## AIM OF THE TASK
Note how many lines hold the string "faire" and give that number without any other words.

## MATERIALS PROVIDED
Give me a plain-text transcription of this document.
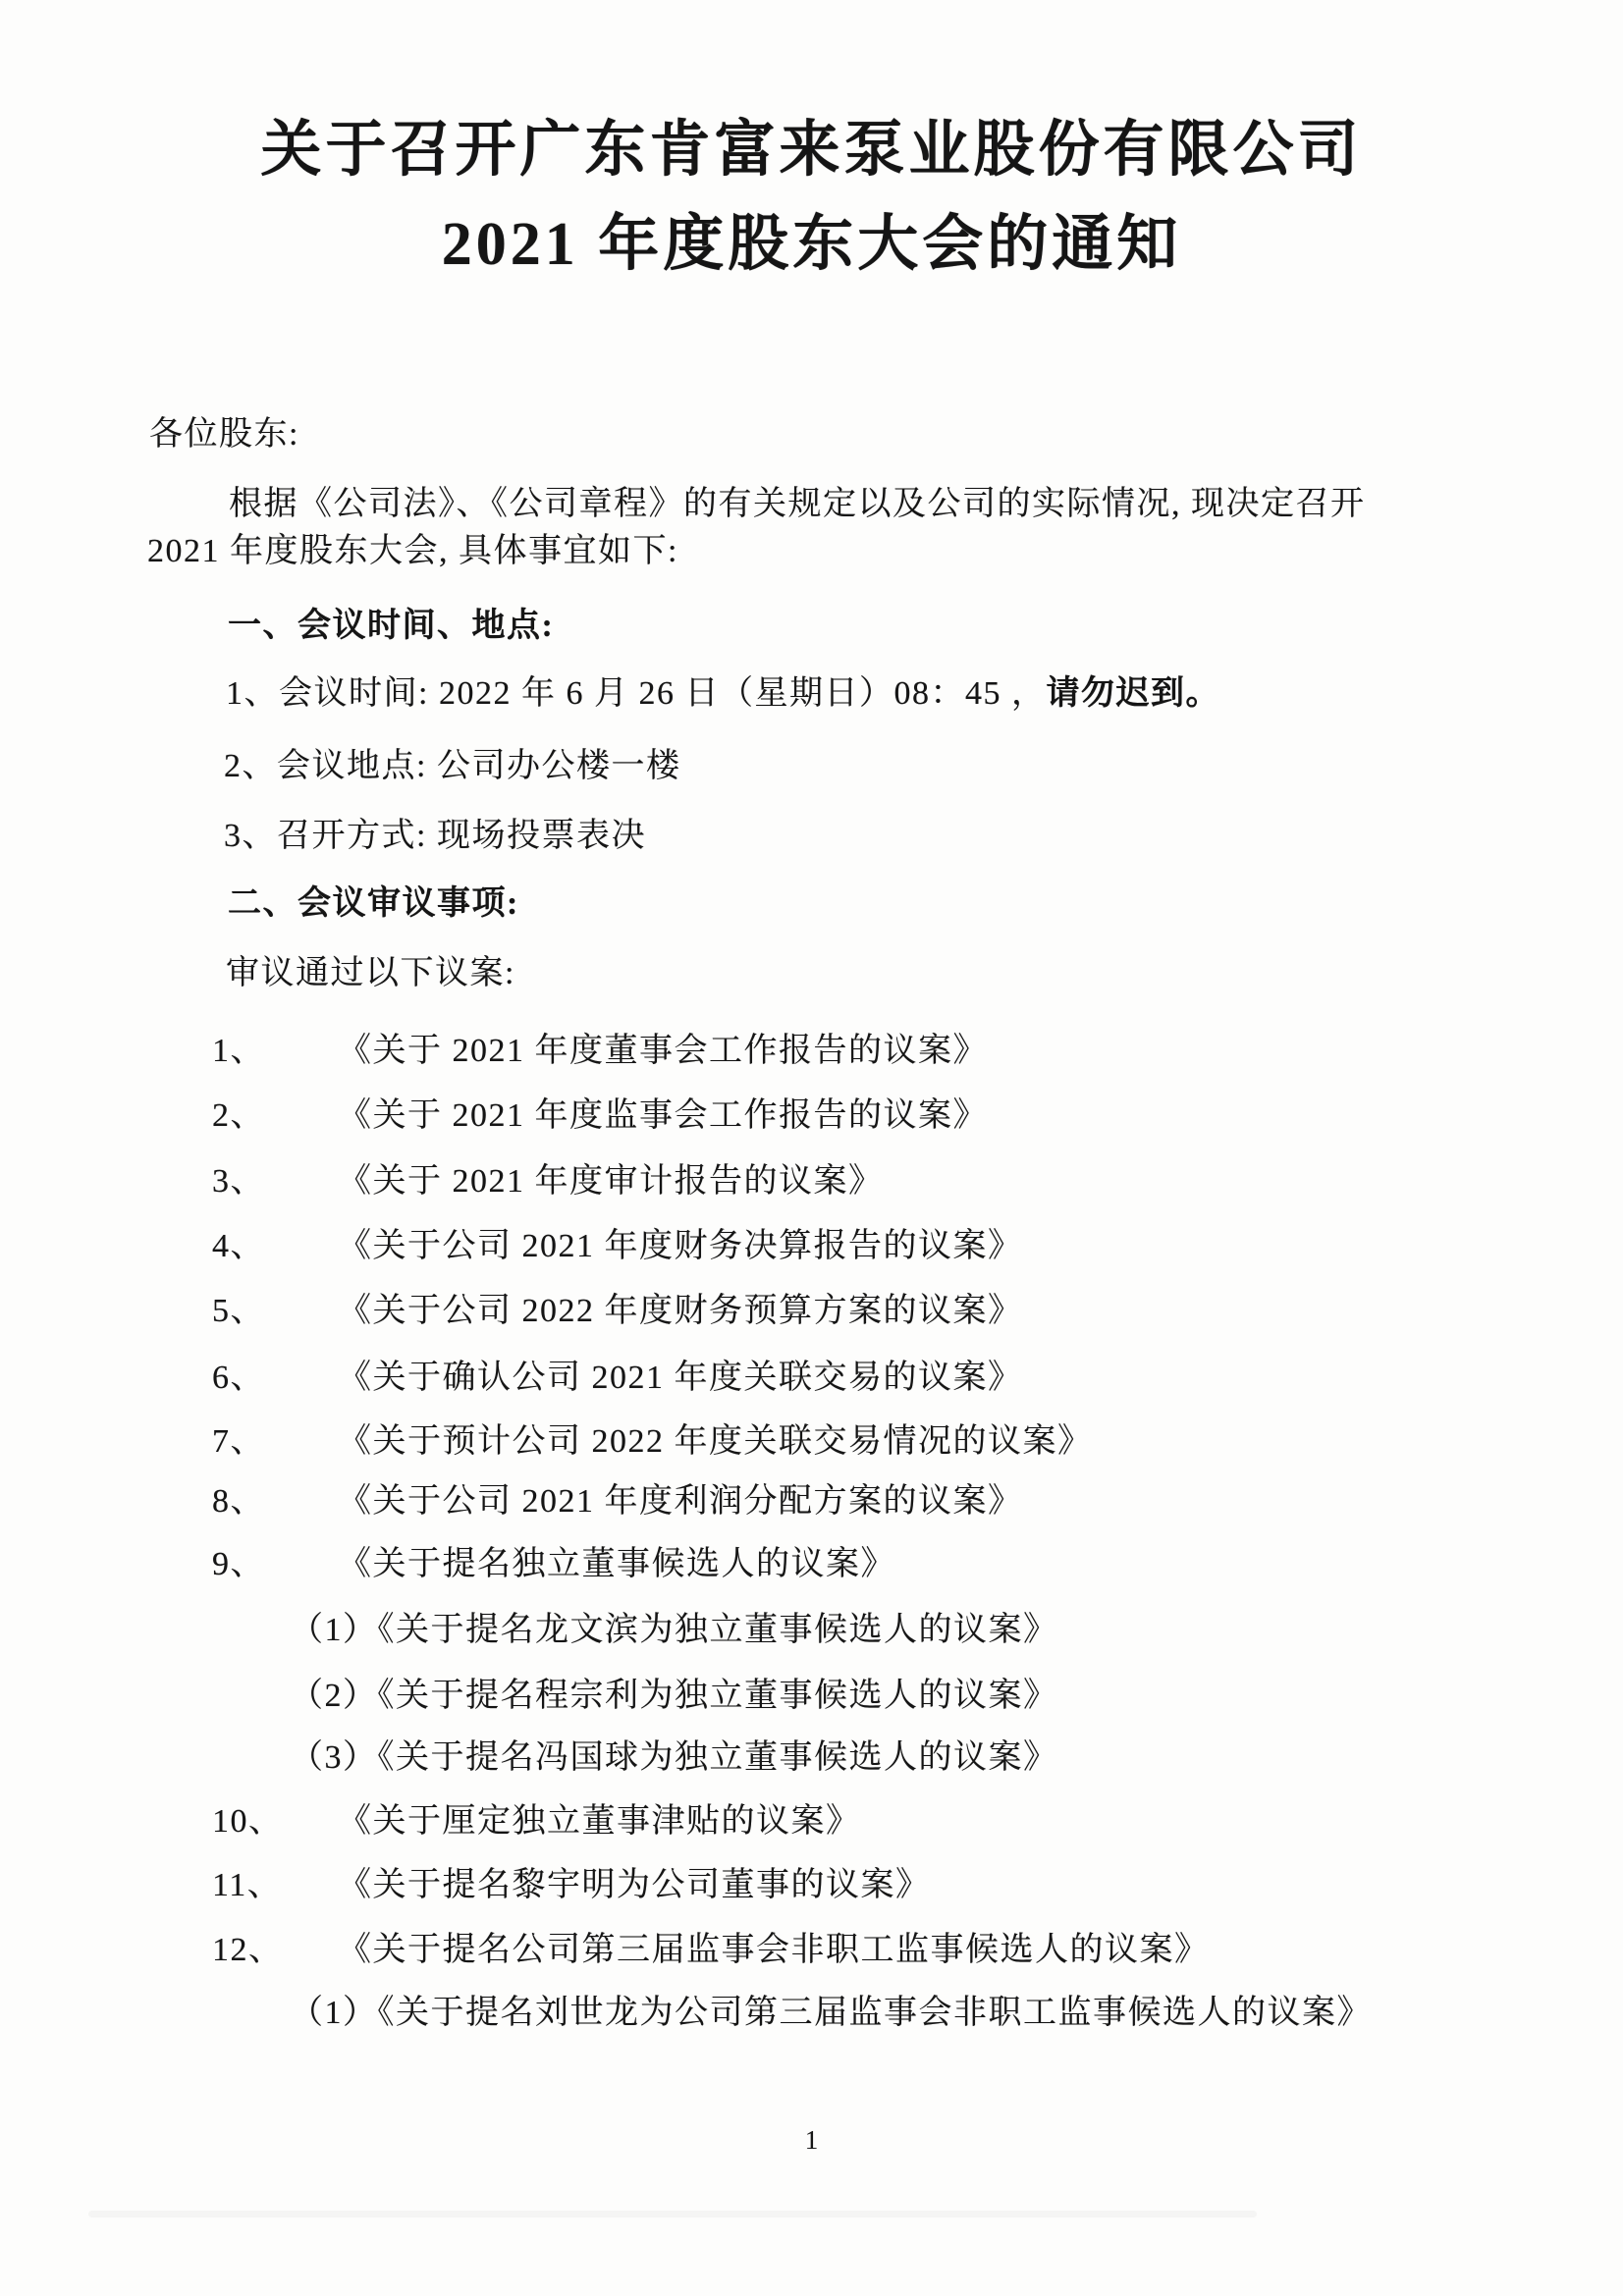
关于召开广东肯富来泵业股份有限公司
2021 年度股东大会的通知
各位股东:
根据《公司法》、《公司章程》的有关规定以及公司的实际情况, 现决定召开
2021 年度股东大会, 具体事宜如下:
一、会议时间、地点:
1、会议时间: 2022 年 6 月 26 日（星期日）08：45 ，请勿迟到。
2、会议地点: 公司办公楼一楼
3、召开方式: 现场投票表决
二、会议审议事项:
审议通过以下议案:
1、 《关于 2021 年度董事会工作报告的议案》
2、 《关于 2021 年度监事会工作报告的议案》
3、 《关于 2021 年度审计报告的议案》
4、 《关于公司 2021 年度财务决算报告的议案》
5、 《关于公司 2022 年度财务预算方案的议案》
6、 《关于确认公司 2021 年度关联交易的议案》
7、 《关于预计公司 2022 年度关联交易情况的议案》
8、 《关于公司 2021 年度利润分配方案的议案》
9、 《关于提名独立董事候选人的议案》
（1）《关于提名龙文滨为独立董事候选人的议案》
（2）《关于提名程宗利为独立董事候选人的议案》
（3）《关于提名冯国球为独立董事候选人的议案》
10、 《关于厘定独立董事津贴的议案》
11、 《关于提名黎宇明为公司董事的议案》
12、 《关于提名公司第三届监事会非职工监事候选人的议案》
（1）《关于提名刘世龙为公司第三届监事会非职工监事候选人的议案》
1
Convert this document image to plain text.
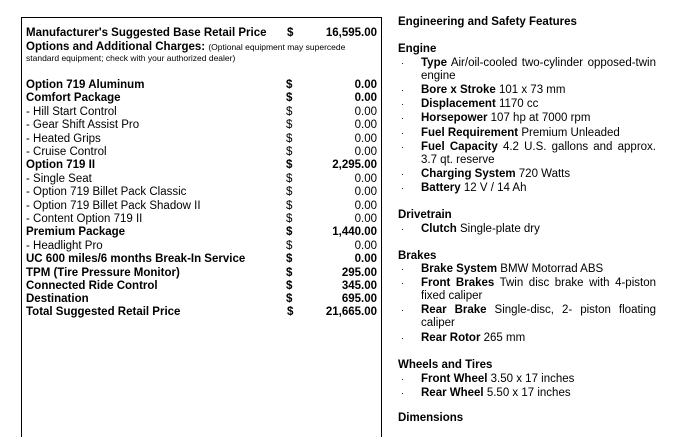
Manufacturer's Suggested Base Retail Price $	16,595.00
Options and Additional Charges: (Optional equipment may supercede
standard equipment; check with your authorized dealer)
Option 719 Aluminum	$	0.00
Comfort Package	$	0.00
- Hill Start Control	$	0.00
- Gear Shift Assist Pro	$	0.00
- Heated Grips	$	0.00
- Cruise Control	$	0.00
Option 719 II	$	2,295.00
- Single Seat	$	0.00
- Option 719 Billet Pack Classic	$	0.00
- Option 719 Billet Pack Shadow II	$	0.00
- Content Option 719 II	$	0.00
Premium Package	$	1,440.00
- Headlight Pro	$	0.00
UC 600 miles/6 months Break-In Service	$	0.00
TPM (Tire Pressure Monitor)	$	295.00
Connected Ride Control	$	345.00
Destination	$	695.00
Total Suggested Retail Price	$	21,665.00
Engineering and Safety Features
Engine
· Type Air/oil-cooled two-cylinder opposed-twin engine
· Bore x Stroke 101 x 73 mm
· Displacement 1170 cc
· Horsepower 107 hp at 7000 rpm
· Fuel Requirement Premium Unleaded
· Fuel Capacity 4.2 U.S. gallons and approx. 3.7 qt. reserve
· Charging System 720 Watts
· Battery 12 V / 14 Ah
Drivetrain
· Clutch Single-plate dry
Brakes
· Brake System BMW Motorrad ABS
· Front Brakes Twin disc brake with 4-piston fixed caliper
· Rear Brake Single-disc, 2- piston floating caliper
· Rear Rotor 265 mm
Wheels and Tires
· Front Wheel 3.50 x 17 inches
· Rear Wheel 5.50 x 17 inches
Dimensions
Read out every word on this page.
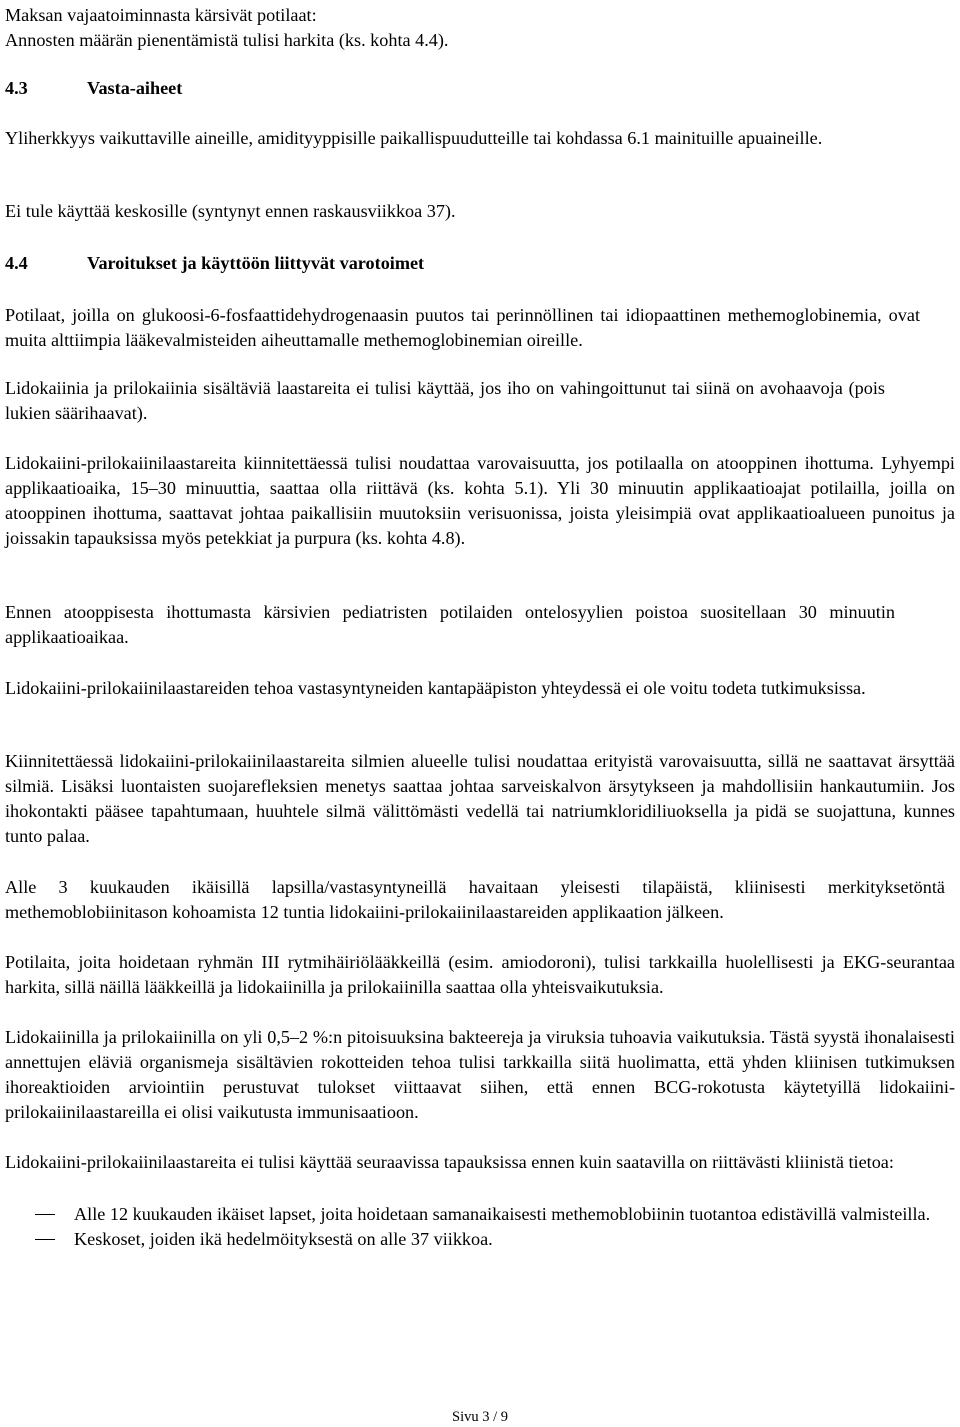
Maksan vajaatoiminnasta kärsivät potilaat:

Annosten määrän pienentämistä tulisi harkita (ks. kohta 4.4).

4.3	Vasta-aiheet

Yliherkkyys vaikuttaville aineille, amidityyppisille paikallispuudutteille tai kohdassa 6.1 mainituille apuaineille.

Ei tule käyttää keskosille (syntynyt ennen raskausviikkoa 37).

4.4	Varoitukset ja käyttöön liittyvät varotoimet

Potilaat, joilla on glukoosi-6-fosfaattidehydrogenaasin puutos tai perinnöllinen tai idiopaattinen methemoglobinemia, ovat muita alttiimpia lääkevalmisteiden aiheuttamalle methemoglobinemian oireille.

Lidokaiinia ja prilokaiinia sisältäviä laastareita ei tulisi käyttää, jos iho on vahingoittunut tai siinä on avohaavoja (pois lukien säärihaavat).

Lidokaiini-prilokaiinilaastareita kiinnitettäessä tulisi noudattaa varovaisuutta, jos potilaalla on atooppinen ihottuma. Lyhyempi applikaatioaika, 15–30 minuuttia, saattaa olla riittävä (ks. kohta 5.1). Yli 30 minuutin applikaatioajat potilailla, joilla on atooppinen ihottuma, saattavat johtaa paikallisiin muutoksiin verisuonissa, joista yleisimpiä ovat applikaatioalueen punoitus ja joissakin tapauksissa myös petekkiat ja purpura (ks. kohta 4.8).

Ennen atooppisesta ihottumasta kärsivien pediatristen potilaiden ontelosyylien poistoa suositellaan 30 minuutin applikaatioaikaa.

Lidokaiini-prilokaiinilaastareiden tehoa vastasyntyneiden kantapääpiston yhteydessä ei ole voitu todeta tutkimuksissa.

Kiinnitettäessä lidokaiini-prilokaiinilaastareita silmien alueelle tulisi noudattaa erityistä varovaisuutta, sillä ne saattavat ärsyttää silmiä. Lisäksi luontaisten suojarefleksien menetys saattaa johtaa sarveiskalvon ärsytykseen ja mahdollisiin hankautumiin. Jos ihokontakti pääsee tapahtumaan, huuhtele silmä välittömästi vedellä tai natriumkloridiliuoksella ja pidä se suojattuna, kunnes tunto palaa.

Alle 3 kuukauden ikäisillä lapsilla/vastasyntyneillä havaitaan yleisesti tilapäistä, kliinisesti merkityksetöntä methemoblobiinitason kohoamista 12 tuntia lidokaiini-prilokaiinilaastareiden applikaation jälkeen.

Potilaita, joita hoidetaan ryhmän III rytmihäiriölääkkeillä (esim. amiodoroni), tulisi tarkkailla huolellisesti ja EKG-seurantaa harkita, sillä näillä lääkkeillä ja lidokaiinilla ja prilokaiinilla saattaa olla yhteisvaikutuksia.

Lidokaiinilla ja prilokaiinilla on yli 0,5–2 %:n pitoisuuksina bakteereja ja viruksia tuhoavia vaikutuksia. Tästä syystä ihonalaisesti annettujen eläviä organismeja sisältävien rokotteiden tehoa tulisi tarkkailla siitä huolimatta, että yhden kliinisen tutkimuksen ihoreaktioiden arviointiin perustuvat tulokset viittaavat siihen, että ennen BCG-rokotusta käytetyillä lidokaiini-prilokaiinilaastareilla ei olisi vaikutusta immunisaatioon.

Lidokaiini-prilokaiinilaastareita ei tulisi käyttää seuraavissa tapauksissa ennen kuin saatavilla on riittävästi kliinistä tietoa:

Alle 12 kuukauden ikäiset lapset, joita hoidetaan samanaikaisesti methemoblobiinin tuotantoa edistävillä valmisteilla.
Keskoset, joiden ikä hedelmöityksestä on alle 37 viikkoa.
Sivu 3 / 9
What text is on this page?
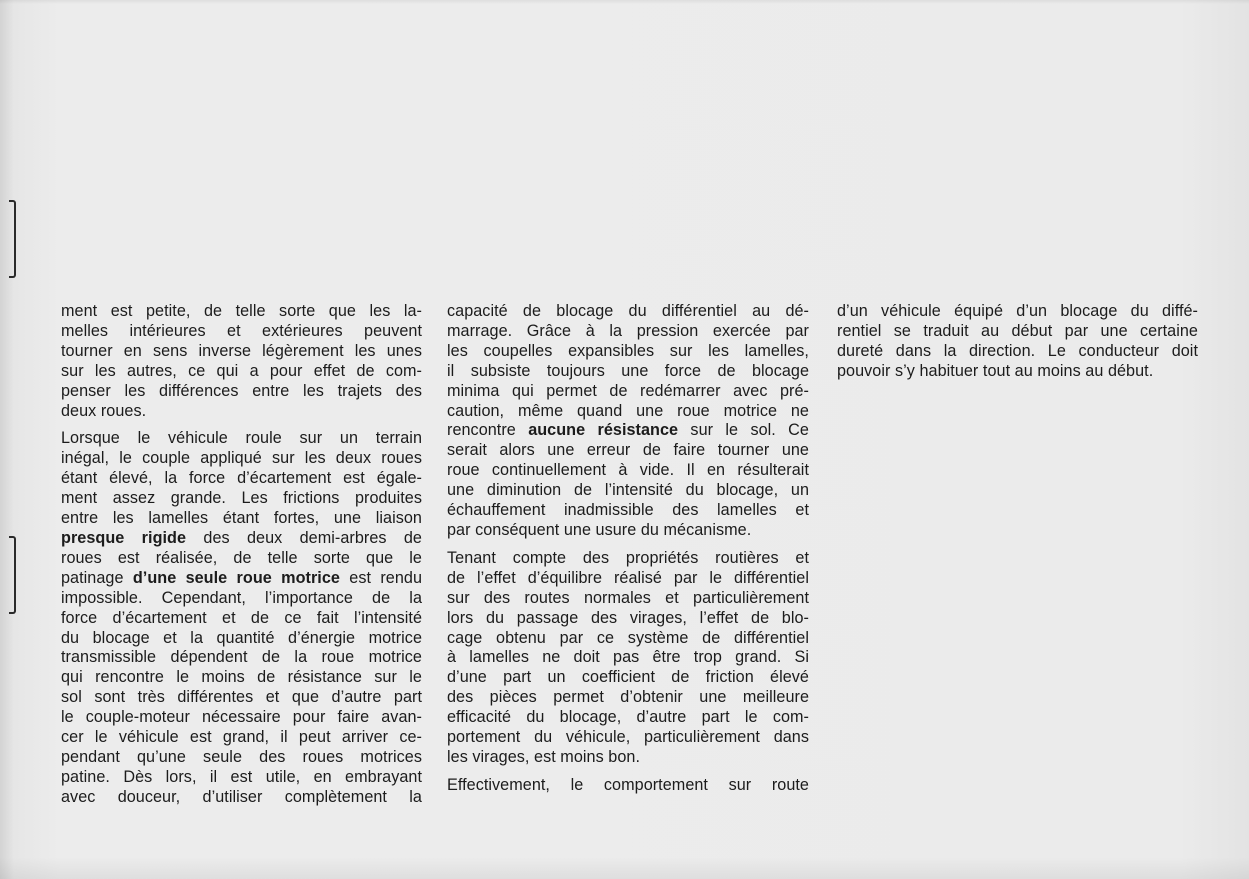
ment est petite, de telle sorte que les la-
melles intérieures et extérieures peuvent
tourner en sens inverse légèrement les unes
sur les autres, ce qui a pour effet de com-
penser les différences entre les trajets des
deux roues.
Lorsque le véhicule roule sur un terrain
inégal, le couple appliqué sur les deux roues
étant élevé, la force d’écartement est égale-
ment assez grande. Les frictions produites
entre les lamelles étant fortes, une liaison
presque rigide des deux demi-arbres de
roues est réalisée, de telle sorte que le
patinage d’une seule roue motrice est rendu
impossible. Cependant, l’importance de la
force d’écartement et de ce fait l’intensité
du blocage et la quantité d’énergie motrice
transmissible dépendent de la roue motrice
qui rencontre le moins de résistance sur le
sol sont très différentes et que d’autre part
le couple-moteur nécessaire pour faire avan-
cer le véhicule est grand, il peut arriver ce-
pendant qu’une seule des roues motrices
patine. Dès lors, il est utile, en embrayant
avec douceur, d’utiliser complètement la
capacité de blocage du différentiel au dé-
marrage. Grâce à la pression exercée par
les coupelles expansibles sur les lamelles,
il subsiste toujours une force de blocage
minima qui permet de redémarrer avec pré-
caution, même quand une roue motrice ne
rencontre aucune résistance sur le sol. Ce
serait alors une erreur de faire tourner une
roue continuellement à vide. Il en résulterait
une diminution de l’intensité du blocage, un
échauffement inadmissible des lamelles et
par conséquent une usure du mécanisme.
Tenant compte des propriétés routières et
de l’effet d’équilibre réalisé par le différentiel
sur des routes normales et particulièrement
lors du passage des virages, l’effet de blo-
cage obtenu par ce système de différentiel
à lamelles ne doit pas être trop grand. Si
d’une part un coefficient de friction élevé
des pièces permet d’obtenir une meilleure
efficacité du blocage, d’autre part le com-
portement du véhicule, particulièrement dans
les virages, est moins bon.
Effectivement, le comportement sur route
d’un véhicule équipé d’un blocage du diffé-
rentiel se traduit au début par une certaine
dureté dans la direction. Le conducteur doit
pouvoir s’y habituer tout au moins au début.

## ANSWER TO THE TASK
2